» Job:
Every line below that contains "Ikhlakh" is to be copied.

» Given data:
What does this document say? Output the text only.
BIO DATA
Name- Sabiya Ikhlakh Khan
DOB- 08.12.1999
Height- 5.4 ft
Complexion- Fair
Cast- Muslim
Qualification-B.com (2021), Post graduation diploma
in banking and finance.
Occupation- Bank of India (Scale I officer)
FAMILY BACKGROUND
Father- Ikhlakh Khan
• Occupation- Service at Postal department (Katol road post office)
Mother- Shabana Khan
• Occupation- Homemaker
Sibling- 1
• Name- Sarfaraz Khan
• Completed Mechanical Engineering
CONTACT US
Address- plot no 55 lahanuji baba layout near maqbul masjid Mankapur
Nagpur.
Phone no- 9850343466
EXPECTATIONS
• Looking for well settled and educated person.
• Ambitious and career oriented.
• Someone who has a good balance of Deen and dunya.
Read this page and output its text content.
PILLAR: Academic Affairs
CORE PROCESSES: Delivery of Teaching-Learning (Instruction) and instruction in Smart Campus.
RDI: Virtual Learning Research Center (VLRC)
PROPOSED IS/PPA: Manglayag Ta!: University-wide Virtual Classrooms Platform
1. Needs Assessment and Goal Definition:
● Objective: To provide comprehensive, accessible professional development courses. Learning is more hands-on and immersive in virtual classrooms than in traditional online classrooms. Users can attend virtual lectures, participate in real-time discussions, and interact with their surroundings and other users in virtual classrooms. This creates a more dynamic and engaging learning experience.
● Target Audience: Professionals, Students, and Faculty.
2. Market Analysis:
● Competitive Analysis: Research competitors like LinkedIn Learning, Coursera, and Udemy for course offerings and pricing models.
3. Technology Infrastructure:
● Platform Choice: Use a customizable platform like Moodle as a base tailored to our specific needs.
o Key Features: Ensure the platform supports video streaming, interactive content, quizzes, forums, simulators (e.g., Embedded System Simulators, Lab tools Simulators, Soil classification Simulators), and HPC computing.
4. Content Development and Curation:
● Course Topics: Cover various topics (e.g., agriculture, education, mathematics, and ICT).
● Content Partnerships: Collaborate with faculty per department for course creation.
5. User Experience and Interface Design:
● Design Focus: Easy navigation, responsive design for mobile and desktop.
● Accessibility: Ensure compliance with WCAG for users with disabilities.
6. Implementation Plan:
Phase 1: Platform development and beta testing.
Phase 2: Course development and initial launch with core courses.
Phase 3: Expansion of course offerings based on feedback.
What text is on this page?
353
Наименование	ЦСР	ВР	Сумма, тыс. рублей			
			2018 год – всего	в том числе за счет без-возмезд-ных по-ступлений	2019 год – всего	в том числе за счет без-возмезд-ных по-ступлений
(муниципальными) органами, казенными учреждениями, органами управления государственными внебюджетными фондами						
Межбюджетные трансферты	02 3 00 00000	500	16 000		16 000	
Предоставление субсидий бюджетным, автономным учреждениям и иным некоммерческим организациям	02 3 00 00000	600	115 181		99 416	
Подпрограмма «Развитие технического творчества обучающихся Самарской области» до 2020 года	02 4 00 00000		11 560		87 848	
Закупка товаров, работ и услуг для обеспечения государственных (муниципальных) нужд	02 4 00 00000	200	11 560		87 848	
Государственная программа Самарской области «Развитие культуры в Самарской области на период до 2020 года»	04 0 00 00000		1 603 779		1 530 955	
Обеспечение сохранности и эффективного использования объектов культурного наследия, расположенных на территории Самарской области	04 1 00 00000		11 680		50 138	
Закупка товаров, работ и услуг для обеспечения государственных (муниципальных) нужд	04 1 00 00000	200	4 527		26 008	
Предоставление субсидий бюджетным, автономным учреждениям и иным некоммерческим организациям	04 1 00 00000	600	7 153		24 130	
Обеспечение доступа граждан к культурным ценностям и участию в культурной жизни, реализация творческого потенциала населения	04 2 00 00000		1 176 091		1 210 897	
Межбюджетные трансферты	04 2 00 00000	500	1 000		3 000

» The output:
Name- Sabiya Ikhlakh Khan
Father- Ikhlakh Khan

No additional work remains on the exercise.